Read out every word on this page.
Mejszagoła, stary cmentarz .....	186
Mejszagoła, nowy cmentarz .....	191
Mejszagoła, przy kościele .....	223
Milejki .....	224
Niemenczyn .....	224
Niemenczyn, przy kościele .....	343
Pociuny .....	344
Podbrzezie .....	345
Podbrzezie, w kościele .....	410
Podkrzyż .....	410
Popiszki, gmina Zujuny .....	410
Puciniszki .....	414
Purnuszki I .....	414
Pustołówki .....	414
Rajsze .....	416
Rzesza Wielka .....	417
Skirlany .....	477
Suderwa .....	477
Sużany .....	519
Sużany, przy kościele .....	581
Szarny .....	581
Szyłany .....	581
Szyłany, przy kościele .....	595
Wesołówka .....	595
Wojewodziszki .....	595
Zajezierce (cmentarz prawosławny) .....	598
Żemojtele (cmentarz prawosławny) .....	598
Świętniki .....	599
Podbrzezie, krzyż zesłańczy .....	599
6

(Problem description) Copy the lines from the entries above in which the word "Podbrzezie" appears.

(Answer to this exercise)
Podbrzezie .....	345
Podbrzezie, w kościele .....	410
Podbrzezie, krzyż zesłańczy .....	599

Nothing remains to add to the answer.